### WHAT YOU ARE ASKED TO DO
Select all lines with the string "ylabel" in them, and copy those lines.

### DATA PROVIDED
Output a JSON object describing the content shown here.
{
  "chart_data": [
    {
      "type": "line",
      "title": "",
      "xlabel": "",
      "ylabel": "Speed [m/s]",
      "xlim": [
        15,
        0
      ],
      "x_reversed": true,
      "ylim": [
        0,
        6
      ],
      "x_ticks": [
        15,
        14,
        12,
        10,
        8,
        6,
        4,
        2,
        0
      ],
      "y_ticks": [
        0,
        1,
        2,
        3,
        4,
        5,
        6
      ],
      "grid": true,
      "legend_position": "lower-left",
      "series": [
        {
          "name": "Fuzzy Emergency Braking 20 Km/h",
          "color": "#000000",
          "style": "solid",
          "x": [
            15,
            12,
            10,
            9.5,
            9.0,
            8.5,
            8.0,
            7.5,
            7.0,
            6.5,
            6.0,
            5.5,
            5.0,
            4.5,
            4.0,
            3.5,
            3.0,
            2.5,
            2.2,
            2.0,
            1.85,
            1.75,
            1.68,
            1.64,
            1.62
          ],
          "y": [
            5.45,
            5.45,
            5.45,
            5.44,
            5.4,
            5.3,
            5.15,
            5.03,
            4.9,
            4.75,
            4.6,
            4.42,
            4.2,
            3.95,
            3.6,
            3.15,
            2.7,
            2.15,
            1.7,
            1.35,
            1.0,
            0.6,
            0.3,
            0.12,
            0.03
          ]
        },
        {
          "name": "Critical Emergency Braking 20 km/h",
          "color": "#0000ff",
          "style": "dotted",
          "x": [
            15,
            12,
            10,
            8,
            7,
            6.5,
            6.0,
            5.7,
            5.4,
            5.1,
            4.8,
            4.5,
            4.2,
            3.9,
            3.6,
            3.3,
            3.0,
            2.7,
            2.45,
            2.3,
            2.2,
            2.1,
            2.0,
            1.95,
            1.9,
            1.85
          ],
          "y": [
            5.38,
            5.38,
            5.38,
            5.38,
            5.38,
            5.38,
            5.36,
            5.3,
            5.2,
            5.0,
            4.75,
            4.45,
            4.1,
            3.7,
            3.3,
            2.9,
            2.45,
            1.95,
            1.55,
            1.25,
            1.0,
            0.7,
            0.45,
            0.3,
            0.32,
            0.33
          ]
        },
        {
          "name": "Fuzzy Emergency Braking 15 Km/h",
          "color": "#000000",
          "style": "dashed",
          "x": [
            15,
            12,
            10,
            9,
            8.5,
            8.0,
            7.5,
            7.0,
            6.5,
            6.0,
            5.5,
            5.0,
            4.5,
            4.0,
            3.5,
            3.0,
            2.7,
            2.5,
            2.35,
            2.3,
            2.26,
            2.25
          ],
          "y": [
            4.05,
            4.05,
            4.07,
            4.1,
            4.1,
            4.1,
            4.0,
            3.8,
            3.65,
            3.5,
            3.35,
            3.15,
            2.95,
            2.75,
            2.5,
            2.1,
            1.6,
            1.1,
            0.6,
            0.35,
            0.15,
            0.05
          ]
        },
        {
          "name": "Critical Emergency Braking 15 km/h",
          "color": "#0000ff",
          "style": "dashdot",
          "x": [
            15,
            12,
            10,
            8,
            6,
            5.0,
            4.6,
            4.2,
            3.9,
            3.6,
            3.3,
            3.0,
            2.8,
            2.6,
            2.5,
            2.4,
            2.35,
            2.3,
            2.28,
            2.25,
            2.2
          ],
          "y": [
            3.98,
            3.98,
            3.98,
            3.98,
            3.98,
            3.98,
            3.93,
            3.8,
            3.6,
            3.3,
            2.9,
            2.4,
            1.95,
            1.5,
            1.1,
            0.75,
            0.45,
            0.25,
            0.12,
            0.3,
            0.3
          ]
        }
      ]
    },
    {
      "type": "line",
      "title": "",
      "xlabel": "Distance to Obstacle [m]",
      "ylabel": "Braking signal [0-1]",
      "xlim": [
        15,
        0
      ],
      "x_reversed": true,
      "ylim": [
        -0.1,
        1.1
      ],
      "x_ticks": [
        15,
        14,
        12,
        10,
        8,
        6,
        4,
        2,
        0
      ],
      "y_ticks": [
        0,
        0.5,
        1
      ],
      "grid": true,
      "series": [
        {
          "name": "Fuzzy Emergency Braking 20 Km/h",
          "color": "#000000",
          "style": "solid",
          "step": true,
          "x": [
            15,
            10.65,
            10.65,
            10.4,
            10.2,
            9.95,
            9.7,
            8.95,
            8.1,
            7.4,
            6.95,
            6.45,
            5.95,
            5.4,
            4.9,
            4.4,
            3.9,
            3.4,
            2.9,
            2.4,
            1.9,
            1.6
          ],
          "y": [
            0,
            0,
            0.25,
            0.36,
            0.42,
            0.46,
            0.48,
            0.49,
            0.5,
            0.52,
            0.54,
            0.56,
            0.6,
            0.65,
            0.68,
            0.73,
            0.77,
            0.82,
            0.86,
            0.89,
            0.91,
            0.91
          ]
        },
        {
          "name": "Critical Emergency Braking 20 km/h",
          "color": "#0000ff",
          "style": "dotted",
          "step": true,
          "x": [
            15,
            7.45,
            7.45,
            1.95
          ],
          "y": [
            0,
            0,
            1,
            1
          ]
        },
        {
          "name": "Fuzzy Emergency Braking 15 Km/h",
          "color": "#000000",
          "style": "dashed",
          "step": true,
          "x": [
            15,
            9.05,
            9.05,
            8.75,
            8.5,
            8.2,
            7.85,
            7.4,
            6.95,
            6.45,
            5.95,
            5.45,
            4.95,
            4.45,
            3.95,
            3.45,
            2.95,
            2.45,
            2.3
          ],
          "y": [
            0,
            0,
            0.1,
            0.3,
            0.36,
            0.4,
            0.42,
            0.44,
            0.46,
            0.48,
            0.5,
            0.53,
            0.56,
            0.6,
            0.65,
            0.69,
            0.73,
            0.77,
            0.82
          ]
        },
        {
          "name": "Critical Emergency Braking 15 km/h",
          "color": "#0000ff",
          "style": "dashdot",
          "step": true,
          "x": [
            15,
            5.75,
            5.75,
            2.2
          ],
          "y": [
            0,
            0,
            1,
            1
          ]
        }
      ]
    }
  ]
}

### THE COMPLETED TASK
      "ylabel": "Speed [m/s]",
      "ylabel": "Braking signal [0-1]",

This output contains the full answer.